**What you need to do:** Show each line that has the string "Economies" in it.

**Record extracts:**
_____

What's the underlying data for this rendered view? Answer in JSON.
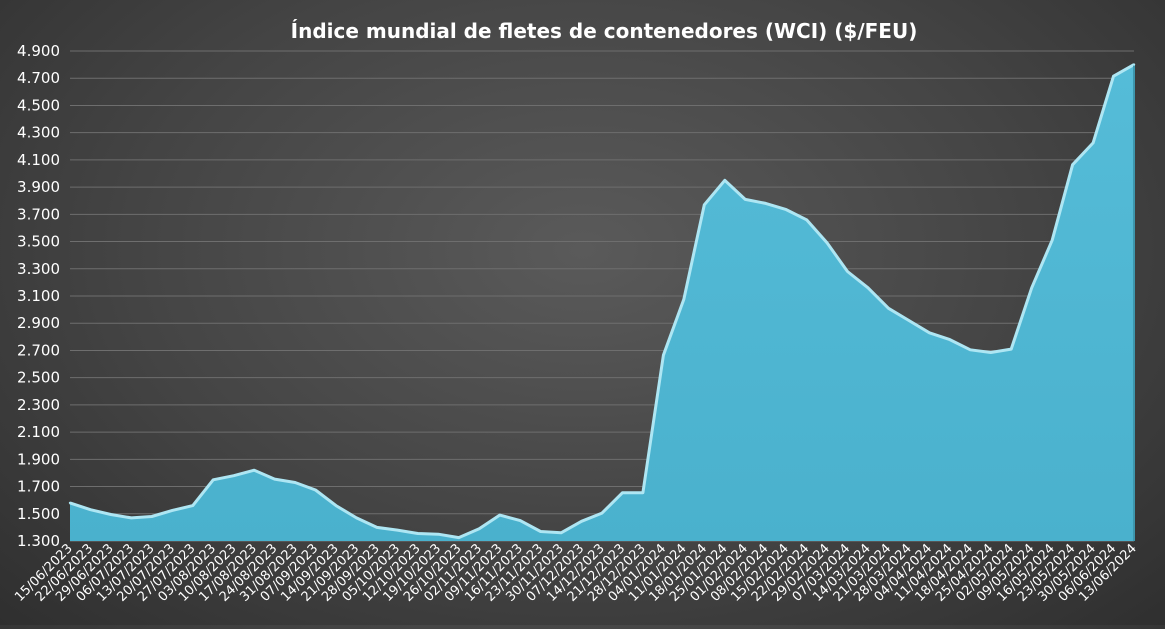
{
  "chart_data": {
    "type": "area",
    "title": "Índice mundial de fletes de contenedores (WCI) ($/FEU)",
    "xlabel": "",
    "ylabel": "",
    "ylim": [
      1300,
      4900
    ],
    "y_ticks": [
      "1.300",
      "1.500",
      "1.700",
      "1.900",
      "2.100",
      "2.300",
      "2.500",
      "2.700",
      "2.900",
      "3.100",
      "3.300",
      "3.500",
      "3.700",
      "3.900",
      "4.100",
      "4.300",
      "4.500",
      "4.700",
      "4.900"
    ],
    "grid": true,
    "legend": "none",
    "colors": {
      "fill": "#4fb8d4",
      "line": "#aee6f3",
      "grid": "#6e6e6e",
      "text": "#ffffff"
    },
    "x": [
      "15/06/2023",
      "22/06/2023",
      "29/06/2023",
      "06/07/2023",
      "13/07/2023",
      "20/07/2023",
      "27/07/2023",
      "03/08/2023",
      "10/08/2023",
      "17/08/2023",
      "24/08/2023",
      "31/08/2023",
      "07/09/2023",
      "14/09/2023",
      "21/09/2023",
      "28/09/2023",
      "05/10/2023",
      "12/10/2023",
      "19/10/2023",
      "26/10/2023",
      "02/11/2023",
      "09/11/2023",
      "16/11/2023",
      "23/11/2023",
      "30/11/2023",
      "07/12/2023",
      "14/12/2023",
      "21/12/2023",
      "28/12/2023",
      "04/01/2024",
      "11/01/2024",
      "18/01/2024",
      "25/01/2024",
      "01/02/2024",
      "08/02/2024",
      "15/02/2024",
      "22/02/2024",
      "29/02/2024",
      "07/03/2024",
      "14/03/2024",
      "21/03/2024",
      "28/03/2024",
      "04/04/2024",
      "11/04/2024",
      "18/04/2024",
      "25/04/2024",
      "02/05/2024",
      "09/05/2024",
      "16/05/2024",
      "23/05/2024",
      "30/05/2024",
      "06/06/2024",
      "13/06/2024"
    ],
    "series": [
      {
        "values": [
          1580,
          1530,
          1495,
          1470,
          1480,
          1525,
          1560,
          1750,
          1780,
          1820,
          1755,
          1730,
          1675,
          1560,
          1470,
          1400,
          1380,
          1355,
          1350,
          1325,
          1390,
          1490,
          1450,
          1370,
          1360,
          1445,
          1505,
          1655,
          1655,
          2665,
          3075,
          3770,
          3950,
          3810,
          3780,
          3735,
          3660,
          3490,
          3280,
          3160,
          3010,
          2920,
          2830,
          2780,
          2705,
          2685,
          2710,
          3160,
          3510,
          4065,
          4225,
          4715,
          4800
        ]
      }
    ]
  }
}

_____

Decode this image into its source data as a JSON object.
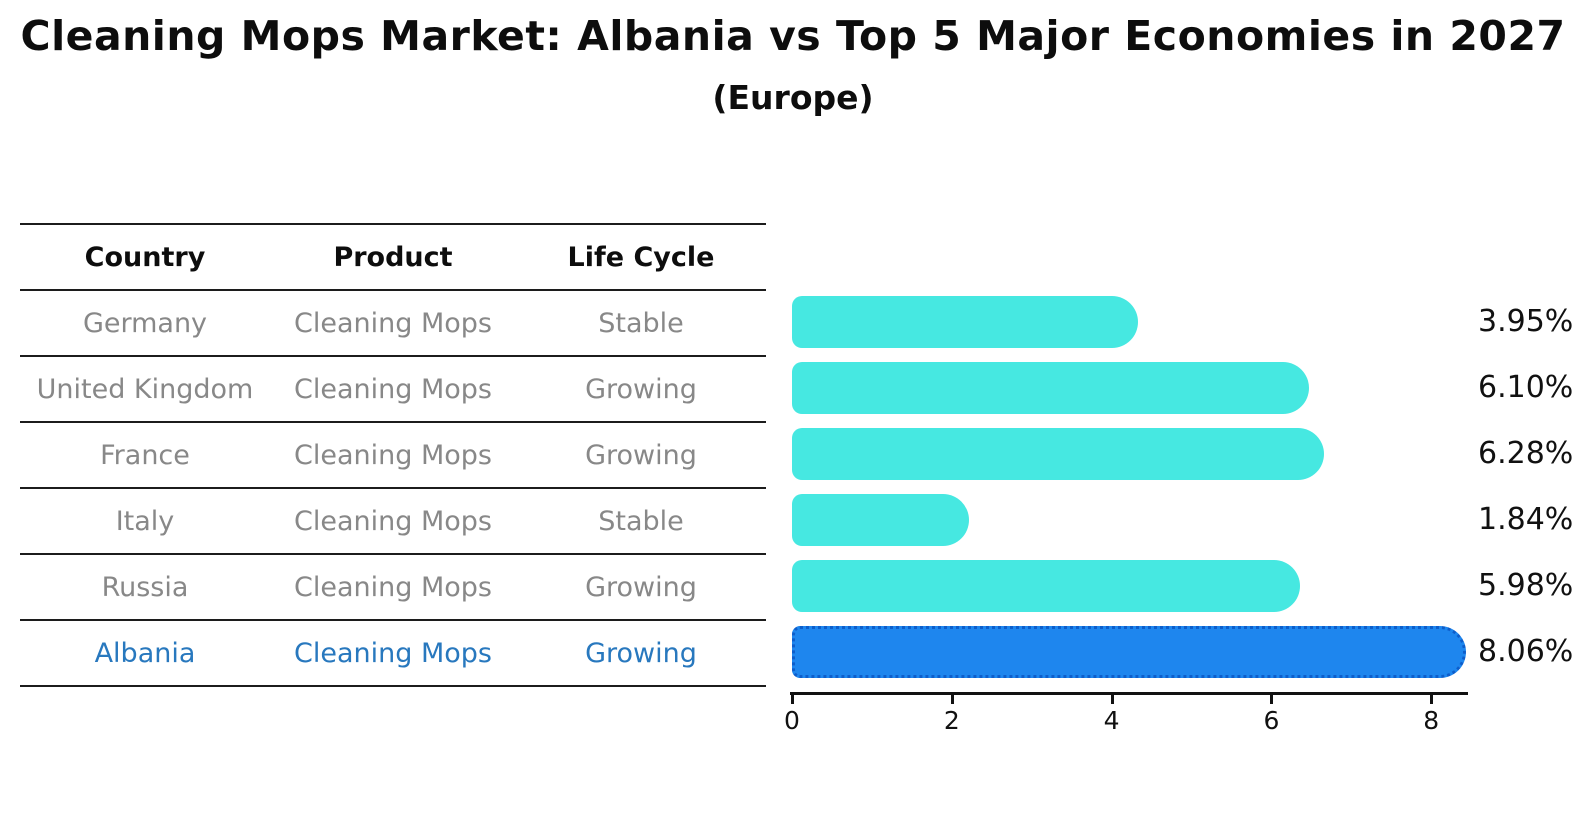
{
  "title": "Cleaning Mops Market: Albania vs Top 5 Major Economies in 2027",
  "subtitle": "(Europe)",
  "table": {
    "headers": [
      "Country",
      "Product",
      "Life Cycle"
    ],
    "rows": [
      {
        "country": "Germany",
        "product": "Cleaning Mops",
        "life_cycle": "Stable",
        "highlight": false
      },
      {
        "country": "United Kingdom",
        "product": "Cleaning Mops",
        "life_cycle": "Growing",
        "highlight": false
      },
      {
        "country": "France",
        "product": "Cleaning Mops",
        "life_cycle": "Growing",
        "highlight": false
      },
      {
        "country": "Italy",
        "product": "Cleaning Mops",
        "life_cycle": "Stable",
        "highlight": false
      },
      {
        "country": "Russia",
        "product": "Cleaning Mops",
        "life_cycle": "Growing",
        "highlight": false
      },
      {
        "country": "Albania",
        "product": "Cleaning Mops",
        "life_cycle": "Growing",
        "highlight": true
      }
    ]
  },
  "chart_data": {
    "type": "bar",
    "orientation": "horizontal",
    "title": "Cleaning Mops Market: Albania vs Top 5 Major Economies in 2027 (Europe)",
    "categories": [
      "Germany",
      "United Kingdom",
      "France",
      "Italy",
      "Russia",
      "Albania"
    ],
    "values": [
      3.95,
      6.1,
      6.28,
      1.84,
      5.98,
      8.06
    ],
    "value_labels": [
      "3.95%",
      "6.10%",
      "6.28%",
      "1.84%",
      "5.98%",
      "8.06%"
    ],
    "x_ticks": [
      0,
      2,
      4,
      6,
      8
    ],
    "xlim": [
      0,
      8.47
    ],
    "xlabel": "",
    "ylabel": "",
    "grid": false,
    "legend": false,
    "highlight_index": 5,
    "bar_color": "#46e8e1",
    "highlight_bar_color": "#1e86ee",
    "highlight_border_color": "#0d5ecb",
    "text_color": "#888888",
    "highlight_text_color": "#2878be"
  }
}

_____

**Result for this exercise:**
  "title": "Cleaning Mops Market: Albania vs Top 5 Major Economies in 2027",
    "title": "Cleaning Mops Market: Albania vs Top 5 Major Economies in 2027 (Europe)",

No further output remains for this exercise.